• _Problem requirements_: Provide only the number of lines in the listing that contain the string "Update".

• _Dataset content_:
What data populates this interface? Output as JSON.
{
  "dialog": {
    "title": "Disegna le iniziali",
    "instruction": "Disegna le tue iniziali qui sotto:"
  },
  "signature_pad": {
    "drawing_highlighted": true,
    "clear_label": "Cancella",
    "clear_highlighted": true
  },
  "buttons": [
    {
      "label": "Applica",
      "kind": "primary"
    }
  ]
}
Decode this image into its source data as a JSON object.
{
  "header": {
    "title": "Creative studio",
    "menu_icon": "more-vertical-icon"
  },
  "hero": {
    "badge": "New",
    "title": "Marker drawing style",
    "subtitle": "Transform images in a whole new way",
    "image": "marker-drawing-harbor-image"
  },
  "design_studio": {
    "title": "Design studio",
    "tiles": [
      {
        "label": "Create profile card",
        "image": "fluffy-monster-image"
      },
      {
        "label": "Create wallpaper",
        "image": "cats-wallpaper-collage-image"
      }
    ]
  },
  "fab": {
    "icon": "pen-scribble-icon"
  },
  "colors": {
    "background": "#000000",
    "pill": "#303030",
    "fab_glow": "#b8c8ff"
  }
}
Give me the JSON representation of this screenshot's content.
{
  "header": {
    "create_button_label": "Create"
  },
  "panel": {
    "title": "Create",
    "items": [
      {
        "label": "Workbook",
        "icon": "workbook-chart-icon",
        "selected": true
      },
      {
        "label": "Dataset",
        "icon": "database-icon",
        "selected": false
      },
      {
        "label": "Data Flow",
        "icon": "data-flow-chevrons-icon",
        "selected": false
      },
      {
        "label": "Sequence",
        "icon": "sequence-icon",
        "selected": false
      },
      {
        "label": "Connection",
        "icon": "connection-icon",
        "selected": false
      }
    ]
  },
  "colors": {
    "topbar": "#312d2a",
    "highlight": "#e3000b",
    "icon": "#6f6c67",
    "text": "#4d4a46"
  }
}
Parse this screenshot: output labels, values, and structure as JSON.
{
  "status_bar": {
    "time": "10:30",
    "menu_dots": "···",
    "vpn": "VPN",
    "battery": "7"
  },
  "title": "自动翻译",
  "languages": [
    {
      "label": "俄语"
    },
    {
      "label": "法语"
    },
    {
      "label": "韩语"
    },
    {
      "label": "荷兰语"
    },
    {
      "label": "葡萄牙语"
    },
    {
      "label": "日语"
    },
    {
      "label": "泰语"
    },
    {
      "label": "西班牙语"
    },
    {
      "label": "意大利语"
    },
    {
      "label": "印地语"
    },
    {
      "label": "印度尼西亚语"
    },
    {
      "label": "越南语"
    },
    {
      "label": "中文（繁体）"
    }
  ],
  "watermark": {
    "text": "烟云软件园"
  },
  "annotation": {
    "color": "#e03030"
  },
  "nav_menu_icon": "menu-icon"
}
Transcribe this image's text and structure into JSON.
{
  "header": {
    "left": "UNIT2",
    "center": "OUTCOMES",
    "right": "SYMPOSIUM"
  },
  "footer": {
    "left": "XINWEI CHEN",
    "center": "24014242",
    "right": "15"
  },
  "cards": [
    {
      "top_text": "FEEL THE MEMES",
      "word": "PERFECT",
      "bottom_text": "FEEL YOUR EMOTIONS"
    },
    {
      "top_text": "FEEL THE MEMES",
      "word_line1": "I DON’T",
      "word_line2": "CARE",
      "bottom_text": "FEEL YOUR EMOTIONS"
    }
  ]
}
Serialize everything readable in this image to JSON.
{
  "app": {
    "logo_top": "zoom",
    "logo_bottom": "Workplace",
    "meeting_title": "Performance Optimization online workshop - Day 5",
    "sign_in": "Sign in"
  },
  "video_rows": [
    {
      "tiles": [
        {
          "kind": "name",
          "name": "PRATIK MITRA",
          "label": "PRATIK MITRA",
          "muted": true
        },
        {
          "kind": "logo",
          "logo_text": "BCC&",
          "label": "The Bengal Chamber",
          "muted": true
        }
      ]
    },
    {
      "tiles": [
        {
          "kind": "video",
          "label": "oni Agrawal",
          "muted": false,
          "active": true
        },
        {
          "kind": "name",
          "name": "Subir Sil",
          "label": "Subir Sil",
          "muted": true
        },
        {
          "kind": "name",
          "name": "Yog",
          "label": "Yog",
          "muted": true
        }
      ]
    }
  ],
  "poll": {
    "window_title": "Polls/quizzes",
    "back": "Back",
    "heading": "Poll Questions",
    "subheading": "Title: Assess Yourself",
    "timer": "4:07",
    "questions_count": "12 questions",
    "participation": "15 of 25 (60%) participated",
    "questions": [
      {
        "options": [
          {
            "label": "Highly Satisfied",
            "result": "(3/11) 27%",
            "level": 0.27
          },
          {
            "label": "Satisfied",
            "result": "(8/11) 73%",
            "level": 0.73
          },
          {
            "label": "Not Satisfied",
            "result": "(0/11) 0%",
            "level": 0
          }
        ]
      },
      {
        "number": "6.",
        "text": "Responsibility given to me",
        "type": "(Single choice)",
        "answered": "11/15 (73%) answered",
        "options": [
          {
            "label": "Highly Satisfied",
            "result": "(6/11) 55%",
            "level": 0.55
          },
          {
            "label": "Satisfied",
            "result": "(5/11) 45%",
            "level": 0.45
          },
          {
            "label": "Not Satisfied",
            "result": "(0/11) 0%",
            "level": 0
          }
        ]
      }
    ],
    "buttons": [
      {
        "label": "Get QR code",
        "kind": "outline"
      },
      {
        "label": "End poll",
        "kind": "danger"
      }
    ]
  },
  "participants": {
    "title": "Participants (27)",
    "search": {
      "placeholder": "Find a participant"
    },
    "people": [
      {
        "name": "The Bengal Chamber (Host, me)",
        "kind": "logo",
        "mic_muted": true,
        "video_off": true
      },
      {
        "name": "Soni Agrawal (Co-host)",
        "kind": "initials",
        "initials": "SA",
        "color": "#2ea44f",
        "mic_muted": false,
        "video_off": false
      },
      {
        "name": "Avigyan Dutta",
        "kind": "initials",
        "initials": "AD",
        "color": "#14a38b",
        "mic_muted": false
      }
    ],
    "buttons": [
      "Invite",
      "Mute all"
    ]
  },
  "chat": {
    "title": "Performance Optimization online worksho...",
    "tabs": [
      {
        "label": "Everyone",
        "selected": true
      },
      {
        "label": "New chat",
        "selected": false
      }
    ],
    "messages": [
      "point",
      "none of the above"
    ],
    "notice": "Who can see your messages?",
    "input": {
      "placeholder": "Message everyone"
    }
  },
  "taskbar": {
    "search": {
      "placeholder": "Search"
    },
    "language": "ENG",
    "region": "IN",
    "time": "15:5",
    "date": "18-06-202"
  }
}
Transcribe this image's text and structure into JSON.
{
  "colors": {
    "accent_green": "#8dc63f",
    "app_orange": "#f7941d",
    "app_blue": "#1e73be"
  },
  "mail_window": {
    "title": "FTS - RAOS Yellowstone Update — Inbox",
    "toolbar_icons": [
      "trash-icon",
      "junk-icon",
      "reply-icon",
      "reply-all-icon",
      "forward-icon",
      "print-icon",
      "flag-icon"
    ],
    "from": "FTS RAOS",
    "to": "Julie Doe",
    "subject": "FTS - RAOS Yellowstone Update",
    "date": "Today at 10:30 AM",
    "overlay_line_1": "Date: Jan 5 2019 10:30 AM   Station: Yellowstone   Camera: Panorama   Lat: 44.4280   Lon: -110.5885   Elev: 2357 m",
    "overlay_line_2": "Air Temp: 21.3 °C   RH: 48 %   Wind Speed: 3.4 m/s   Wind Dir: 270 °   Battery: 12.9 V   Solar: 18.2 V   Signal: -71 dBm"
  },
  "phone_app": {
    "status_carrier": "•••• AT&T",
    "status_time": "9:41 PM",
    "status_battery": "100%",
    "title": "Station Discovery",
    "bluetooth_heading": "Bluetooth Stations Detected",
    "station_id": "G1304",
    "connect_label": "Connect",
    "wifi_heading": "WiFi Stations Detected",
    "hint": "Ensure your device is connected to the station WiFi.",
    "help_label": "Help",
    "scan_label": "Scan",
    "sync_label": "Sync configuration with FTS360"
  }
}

• _Response_: 2